DATASET CONTENT:
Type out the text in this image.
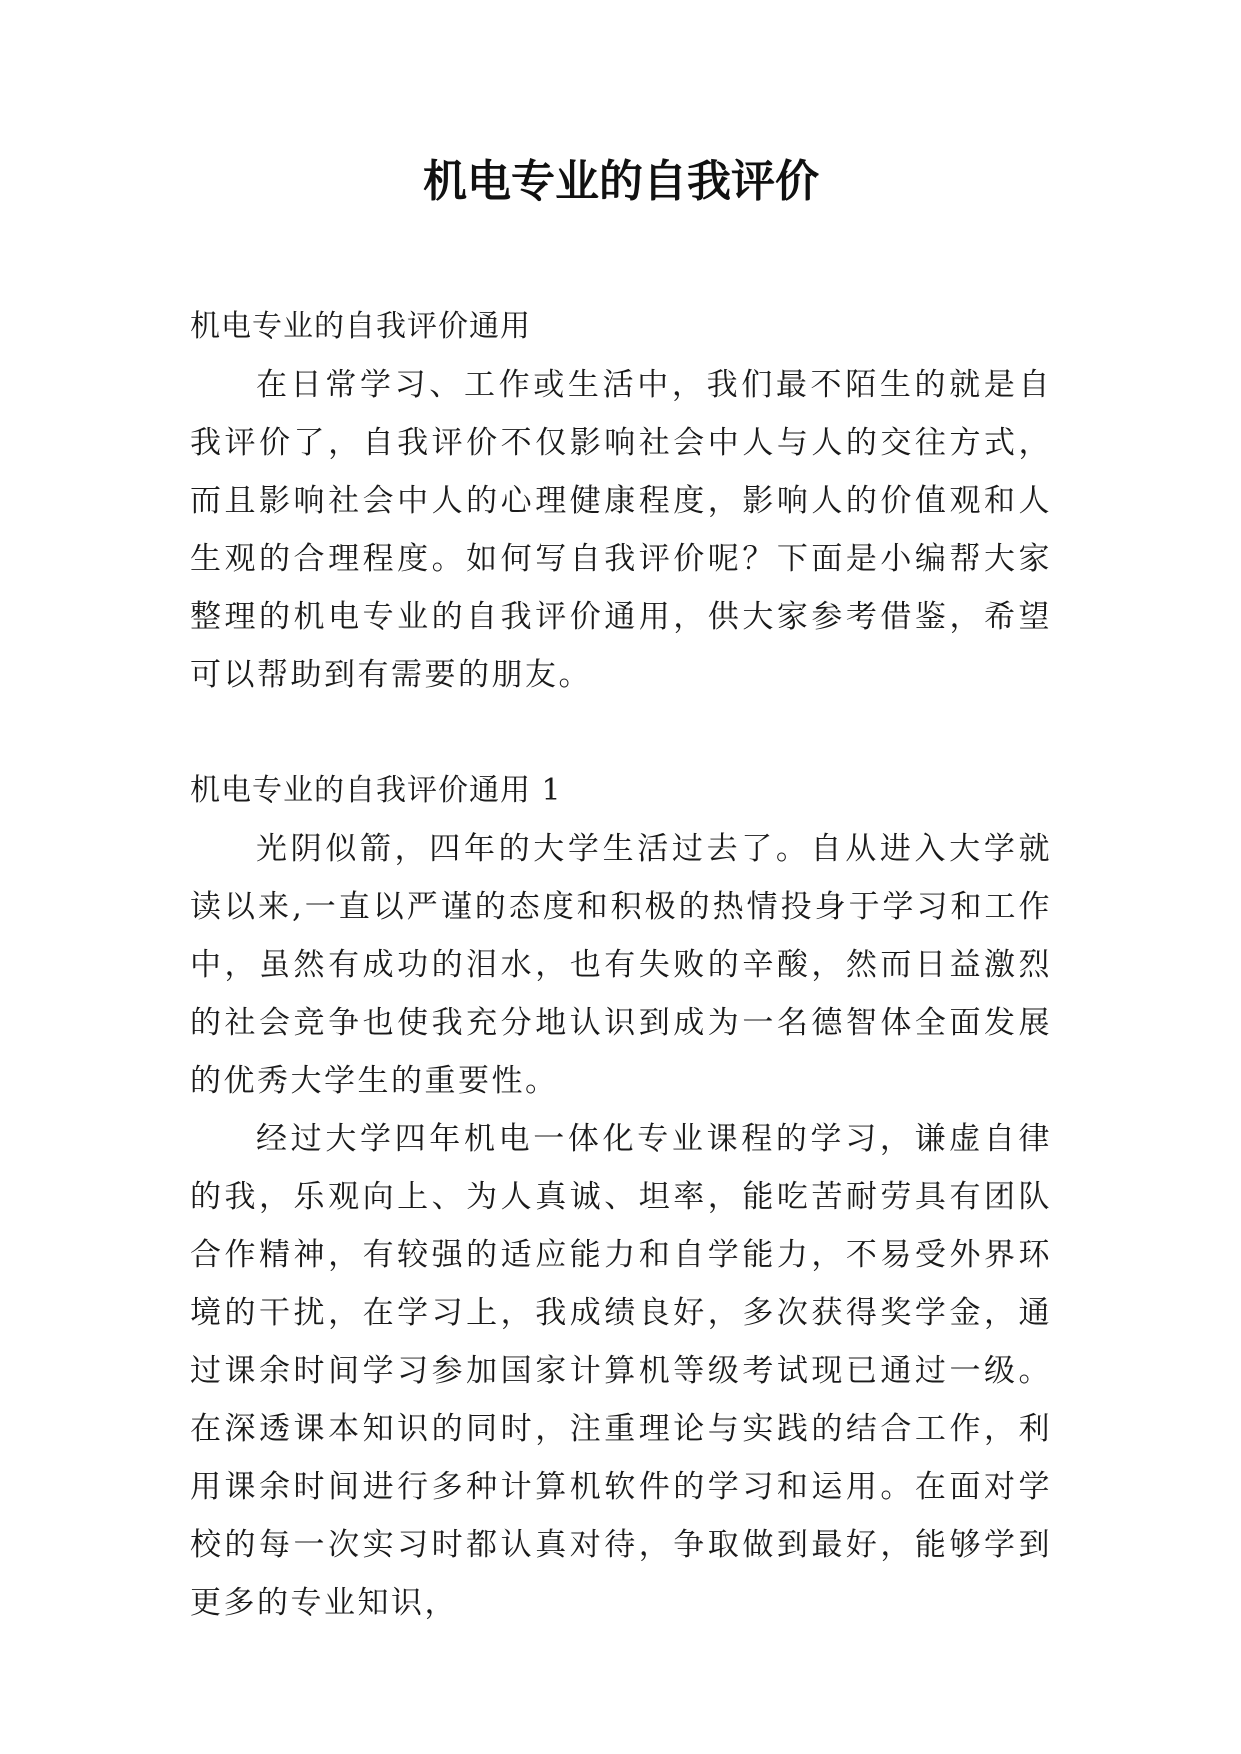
机电专业的自我评价

机电专业的自我评价通用

在日常学习、工作或生活中，我们最不陌生的就是自我评价了，自我评价不仅影响社会中人与人的交往方式，而且影响社会中人的心理健康程度，影响人的价值观和人生观的合理程度。如何写自我评价呢？下面是小编帮大家整理的机电专业的自我评价通用，供大家参考借鉴，希望可以帮助到有需要的朋友。

机电专业的自我评价通用 1

光阴似箭，四年的大学生活过去了。自从进入大学就读以来,一直以严谨的态度和积极的热情投身于学习和工作中，虽然有成功的泪水，也有失败的辛酸，然而日益激烈的社会竞争也使我充分地认识到成为一名德智体全面发展的优秀大学生的重要性。

经过大学四年机电一体化专业课程的学习，谦虚自律的我，乐观向上、为人真诚、坦率，能吃苦耐劳具有团队合作精神，有较强的适应能力和自学能力，不易受外界环境的干扰，在学习上，我成绩良好，多次获得奖学金，通过课余时间学习参加国家计算机等级考试现已通过一级。在深透课本知识的同时，注重理论与实践的结合工作，利用课余时间进行多种计算机软件的学习和运用。在面对学校的每一次实习时都认真对待，争取做到最好，能够学到更多的专业知识，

GOAL OF THE EXERCISE:
Except for the pictures, print the data above exactly.

FULL RESPONSE:
Type out the text in this image.
机电专业的自我评价

机电专业的自我评价通用

在日常学习、工作或生活中，我们最不陌生的就是自我评价了，自我评价不仅影响社会中人与人的交往方式，而且影响社会中人的心理健康程度，影响人的价值观和人生观的合理程度。如何写自我评价呢？下面是小编帮大家整理的机电专业的自我评价通用，供大家参考借鉴，希望可以帮助到有需要的朋友。

机电专业的自我评价通用 1

光阴似箭，四年的大学生活过去了。自从进入大学就读以来,一直以严谨的态度和积极的热情投身于学习和工作中，虽然有成功的泪水，也有失败的辛酸，然而日益激烈的社会竞争也使我充分地认识到成为一名德智体全面发展的优秀大学生的重要性。

经过大学四年机电一体化专业课程的学习，谦虚自律的我，乐观向上、为人真诚、坦率，能吃苦耐劳具有团队合作精神，有较强的适应能力和自学能力，不易受外界环境的干扰，在学习上，我成绩良好，多次获得奖学金，通过课余时间学习参加国家计算机等级考试现已通过一级。在深透课本知识的同时，注重理论与实践的结合工作，利用课余时间进行多种计算机软件的学习和运用。在面对学校的每一次实习时都认真对待，争取做到最好，能够学到更多的专业知识，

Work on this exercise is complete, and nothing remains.